| Objective |
Print each line exactly as it is given.

| Input for this task |
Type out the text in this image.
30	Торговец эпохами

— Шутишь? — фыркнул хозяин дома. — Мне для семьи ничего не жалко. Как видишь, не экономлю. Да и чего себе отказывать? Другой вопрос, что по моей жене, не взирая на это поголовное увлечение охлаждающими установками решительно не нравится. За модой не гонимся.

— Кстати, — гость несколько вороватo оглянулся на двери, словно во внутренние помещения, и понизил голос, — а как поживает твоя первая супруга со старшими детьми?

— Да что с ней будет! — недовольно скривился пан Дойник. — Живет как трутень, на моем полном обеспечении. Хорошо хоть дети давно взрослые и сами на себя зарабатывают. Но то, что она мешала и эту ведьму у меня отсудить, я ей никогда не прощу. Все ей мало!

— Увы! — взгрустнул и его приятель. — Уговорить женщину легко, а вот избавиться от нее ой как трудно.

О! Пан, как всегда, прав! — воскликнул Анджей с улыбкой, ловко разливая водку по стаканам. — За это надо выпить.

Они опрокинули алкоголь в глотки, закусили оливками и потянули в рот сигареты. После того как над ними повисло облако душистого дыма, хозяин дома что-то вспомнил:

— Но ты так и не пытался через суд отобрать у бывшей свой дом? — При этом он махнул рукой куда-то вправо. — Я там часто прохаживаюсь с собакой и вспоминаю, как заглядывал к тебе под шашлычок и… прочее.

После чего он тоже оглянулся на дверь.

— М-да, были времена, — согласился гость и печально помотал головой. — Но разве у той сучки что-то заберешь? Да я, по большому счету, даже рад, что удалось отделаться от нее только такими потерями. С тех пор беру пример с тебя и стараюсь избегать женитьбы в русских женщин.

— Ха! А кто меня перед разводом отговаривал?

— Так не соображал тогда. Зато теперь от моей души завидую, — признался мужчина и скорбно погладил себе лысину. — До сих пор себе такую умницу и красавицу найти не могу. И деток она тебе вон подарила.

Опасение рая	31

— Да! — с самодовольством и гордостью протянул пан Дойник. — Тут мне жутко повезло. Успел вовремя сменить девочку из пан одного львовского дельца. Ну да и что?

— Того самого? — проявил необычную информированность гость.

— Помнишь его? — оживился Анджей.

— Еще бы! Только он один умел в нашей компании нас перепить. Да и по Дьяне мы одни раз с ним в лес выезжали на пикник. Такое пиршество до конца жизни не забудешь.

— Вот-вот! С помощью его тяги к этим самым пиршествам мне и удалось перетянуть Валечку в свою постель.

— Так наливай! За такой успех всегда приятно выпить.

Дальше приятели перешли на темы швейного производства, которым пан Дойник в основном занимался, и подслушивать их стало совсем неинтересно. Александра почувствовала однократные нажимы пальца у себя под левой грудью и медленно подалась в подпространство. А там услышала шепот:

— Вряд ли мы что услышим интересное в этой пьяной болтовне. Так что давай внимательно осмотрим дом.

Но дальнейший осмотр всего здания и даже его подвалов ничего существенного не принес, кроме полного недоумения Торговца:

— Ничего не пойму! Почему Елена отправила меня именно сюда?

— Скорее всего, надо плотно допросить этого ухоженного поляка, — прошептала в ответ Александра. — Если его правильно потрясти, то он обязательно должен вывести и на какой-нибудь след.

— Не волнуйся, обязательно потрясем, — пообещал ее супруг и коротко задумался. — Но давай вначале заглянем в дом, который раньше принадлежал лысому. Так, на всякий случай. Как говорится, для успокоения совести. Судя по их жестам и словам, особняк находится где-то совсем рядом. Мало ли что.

| Result for this task |
Type out the text in this image.
30	Торговец эпохами

— Шутишь? — фыркнул хозяин дома. — Мне для семьи ничего не жалко. Как видишь, не экономлю. Да и чего себе отказывать? Другой вопрос, что по моей жене, не взирая на это поголовное увлечение охлаждающими установками решительно не нравится. За модой не гонимся.

— Кстати, — гость несколько вороватo оглянулся на двери, словно во внутренние помещения, и понизил голос, — а как поживает твоя первая супруга со старшими детьми?

— Да что с ней будет! — недовольно скривился пан Дойник. — Живет как трутень, на моем полном обеспечении. Хорошо хоть дети давно взрослые и сами на себя зарабатывают. Но то, что она мешала и эту ведьму у меня отсудить, я ей никогда не прощу. Все ей мало!

— Увы! — взгрустнул и его приятель. — Уговорить женщину легко, а вот избавиться от нее ой как трудно.

О! Пан, как всегда, прав! — воскликнул Анджей с улыбкой, ловко разливая водку по стаканам. — За это надо выпить.

Они опрокинули алкоголь в глотки, закусили оливками и потянули в рот сигареты. После того как над ними повисло облако душистого дыма, хозяин дома что-то вспомнил:

— Но ты так и не пытался через суд отобрать у бывшей свой дом? — При этом он махнул рукой куда-то вправо. — Я там часто прохаживаюсь с собакой и вспоминаю, как заглядывал к тебе под шашлычок и… прочее.

После чего он тоже оглянулся на дверь.

— М-да, были времена, — согласился гость и печально помотал головой. — Но разве у той сучки что-то заберешь? Да я, по большому счету, даже рад, что удалось отделаться от нее только такими потерями. С тех пор беру пример с тебя и стараюсь избегать женитьбы в русских женщин.

— Ха! А кто меня перед разводом отговаривал?

— Так не соображал тогда. Зато теперь от моей души завидую, — признался мужчина и скорбно погладил себе лысину. — До сих пор себе такую умницу и красавицу найти не могу. И деток она тебе вон подарила.

Опасение рая	31

— Да! — с самодовольством и гордостью протянул пан Дойник. — Тут мне жутко повезло. Успел вовремя сменить девочку из пан одного львовского дельца. Ну да и что?

— Того самого? — проявил необычную информированность гость.

— Помнишь его? — оживился Анджей.

— Еще бы! Только он один умел в нашей компании нас перепить. Да и по Дьяне мы одни раз с ним в лес выезжали на пикник. Такое пиршество до конца жизни не забудешь.

— Вот-вот! С помощью его тяги к этим самым пиршествам мне и удалось перетянуть Валечку в свою постель.

— Так наливай! За такой успех всегда приятно выпить.

Дальше приятели перешли на темы швейного производства, которым пан Дойник в основном занимался, и подслушивать их стало совсем неинтересно. Александра почувствовала однократные нажимы пальца у себя под левой грудью и медленно подалась в подпространство. А там услышала шепот:

— Вряд ли мы что услышим интересное в этой пьяной болтовне. Так что давай внимательно осмотрим дом.

Но дальнейший осмотр всего здания и даже его подвалов ничего существенного не принес, кроме полного недоумения Торговца:

— Ничего не пойму! Почему Елена отправила меня именно сюда?

— Скорее всего, надо плотно допросить этого ухоженного поляка, — прошептала в ответ Александра. — Если его правильно потрясти, то он обязательно должен вывести и на какой-нибудь след.

— Не волнуйся, обязательно потрясем, — пообещал ее супруг и коротко задумался. — Но давай вначале заглянем в дом, который раньше принадлежал лысому. Так, на всякий случай. Как говорится, для успокоения совести. Судя по их жестам и словам, особняк находится где-то совсем рядом. Мало ли что.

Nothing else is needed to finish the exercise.